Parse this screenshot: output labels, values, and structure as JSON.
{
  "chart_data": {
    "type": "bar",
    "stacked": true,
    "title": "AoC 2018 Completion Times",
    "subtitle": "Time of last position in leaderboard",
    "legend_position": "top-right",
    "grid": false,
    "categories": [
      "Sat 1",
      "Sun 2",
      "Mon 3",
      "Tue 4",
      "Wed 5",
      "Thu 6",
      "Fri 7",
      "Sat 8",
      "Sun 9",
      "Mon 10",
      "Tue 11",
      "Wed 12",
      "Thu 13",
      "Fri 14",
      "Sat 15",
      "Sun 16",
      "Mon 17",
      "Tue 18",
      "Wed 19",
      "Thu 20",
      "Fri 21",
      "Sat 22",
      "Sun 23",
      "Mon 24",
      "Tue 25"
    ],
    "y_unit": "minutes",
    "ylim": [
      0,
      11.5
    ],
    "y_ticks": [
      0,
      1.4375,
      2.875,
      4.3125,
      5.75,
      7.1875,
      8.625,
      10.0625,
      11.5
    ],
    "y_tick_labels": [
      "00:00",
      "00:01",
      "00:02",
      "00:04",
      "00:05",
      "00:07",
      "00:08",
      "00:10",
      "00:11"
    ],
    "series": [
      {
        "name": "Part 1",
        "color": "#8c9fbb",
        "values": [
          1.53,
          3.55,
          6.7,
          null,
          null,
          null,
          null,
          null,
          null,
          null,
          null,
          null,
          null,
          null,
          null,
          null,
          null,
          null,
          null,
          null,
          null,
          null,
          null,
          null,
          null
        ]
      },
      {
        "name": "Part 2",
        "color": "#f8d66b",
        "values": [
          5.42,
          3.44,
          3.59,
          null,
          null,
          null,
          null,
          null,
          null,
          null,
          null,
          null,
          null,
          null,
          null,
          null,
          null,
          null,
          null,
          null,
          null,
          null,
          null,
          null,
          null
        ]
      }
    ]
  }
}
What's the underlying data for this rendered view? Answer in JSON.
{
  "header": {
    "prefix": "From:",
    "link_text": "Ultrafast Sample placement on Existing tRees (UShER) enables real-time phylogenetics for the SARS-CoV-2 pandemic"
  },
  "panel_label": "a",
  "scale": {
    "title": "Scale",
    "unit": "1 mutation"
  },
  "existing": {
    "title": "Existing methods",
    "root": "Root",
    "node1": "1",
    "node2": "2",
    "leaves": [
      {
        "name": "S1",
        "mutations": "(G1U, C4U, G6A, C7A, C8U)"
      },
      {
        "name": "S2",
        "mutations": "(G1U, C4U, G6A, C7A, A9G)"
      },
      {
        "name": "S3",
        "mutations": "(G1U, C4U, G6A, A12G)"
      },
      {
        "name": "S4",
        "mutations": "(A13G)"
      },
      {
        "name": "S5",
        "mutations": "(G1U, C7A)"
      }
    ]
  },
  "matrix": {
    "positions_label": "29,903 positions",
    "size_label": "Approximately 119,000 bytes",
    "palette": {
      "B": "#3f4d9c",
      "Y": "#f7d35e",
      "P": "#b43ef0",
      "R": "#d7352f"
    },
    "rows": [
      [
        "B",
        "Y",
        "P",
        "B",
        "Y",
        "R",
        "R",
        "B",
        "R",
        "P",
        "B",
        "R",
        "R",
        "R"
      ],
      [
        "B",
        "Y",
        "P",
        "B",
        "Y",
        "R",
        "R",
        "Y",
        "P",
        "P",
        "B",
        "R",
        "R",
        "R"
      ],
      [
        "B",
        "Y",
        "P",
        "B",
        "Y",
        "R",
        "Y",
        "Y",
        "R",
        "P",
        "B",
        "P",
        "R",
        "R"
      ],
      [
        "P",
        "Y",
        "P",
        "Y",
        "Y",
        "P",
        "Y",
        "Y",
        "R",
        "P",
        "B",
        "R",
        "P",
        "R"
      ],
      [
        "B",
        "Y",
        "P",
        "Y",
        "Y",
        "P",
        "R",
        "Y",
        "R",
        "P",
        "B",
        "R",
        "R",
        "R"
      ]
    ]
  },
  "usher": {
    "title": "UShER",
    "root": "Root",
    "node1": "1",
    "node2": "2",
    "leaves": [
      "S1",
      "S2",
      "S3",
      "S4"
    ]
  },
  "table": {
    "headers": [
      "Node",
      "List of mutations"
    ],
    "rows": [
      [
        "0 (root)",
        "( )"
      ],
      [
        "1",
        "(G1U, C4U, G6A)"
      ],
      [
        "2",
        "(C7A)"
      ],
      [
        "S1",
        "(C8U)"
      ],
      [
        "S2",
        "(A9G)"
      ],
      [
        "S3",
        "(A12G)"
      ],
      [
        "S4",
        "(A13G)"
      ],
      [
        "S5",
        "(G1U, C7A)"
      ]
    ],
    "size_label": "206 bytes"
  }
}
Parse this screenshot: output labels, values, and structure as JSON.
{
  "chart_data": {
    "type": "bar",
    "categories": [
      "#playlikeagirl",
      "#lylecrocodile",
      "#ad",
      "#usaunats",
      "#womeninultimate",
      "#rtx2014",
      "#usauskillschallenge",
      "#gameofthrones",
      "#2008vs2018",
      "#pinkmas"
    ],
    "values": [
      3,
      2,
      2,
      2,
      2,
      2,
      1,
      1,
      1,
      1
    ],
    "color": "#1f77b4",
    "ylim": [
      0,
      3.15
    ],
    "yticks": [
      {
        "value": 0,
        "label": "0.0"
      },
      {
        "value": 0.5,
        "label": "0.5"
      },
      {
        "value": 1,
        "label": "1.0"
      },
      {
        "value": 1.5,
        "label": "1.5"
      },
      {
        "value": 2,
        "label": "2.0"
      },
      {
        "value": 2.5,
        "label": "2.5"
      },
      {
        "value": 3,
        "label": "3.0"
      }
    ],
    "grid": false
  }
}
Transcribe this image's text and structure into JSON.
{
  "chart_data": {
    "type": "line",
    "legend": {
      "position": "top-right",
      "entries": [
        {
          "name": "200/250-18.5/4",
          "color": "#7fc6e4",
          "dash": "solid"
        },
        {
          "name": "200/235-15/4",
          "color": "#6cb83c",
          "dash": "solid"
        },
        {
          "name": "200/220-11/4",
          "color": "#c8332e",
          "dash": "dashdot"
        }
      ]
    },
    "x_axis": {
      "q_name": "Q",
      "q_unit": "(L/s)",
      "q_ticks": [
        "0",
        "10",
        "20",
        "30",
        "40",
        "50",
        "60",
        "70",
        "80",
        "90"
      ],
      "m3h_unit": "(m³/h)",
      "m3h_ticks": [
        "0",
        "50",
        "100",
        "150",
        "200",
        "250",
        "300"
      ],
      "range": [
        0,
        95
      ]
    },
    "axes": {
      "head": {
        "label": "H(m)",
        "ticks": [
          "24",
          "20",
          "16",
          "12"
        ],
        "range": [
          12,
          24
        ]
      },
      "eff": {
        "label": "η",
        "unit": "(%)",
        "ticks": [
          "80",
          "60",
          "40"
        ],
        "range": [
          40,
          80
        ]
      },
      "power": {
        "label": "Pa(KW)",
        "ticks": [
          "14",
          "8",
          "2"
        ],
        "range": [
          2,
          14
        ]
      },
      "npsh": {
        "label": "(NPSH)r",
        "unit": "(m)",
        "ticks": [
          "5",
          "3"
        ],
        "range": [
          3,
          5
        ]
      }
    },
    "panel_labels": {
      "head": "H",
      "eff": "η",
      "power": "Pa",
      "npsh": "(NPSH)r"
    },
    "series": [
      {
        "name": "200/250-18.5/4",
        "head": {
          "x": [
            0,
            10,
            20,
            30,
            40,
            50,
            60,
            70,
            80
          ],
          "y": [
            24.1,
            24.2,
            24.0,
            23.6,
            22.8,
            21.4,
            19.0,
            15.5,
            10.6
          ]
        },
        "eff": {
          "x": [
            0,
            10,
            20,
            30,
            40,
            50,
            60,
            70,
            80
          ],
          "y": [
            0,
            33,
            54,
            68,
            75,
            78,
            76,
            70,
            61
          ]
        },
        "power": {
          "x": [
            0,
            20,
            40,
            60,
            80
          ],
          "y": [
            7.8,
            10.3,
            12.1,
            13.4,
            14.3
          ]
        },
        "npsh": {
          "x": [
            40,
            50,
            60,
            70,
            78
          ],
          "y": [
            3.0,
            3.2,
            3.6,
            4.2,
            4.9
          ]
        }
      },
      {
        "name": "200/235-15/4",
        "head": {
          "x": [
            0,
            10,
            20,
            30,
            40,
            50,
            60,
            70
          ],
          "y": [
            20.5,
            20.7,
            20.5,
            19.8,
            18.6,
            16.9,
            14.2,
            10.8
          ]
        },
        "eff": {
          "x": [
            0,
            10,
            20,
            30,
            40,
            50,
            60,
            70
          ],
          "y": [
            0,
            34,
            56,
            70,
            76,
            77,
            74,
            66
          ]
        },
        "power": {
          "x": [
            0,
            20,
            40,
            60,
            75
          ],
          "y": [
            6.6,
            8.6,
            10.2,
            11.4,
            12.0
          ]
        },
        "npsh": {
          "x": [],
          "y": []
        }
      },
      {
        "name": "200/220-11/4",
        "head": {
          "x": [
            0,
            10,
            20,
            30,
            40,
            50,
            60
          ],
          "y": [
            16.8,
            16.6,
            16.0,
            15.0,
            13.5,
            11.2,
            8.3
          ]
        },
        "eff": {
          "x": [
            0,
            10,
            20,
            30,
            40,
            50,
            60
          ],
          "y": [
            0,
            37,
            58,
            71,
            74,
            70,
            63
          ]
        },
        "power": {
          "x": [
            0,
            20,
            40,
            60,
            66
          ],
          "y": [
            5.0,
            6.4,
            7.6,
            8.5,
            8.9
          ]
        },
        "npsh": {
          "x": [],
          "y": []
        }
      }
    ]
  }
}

§ §

STATED TASK
Look through the entries above and list every line containing "color".

TASK OUTPUT
        "color": "#8c9fbb",
        "color": "#f8d66b",
    "color": "#1f77b4",
          "color": "#7fc6e4",
          "color": "#6cb83c",
          "color": "#c8332e",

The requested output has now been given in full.